MATERIAL SHOWN:
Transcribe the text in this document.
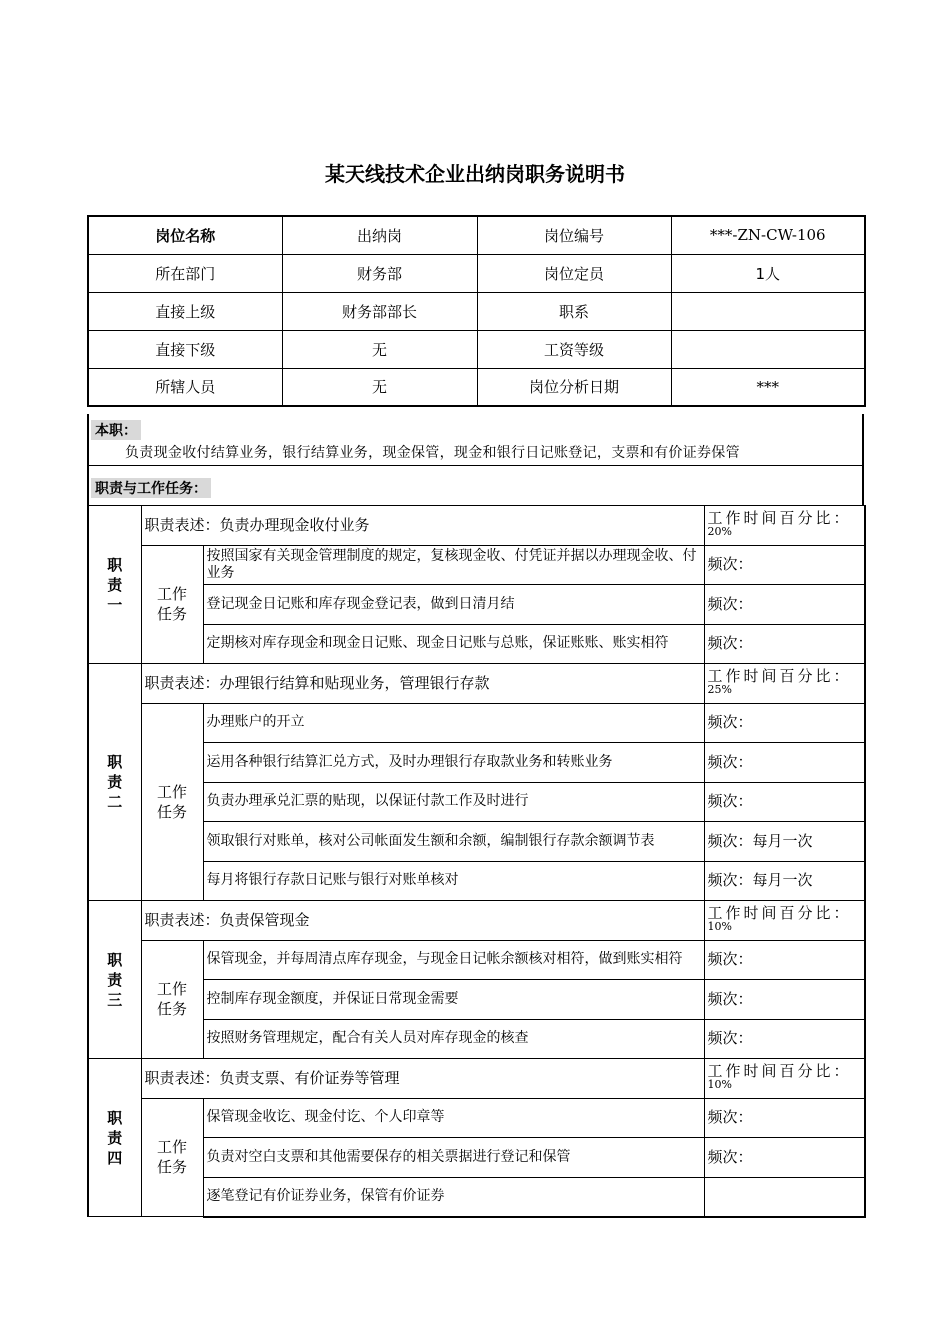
某天线技术企业出纳岗职务说明书
岗位名称	出纳岗	岗位编号	***-ZN-CW-106
所在部门	财务部	岗位定员	1人
直接上级	财务部部长	职系	
直接下级	无	工资等级	
所辖人员	无	岗位分析日期	***
本职：
负责现金收付结算业务，银行结算业务，现金保管，现金和银行日记账登记，支票和有价证券保管
职责与工作任务：
职责一	职责表述：负责办理现金收付业务		工作时间百分比：
20%

	工作任务	按照国家有关现金管理制度的规定，复核现金收、付凭证并据以办理现金收、付业务	频次：
		登记现金日记账和库存现金登记表，做到日清月结	频次：
		定期核对库存现金和现金日记账、现金日记账与总账，保证账账、账实相符	频次：
职责二	职责表述：办理银行结算和贴现业务，管理银行存款		工作时间百分比：
25%

	工作任务	办理账户的开立	频次：
		运用各种银行结算汇兑方式，及时办理银行存取款业务和转账业务	频次：
		负责办理承兑汇票的贴现，以保证付款工作及时进行	频次：
		领取银行对账单，核对公司帐面发生额和余额，编制银行存款余额调节表	频次：每月一次
		每月将银行存款日记账与银行对账单核对	频次：每月一次
职责三	职责表述：负责保管现金		工作时间百分比：
10%

	工作任务	保管现金，并每周清点库存现金，与现金日记帐余额核对相符，做到账实相符	频次：
		控制库存现金额度，并保证日常现金需要	频次：
		按照财务管理规定，配合有关人员对库存现金的核查	频次：
职责四	职责表述：负责支票、有价证券等管理		工作时间百分比：
10%

	工作任务	保管现金收讫、现金付讫、个人印章等	频次：
		负责对空白支票和其他需要保存的相关票据进行登记和保管	频次：
		逐笔登记有价证券业务，保管有价证券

GIVEN INSTRUCTION: Show every line from the entries above in which "工作时间百分比" appears.

WRITTEN RESPONSE:
职责一	职责表述：负责办理现金收付业务		工作时间百分比：
职责二	职责表述：办理银行结算和贴现业务，管理银行存款		工作时间百分比：
职责三	职责表述：负责保管现金		工作时间百分比：
职责四	职责表述：负责支票、有价证券等管理		工作时间百分比：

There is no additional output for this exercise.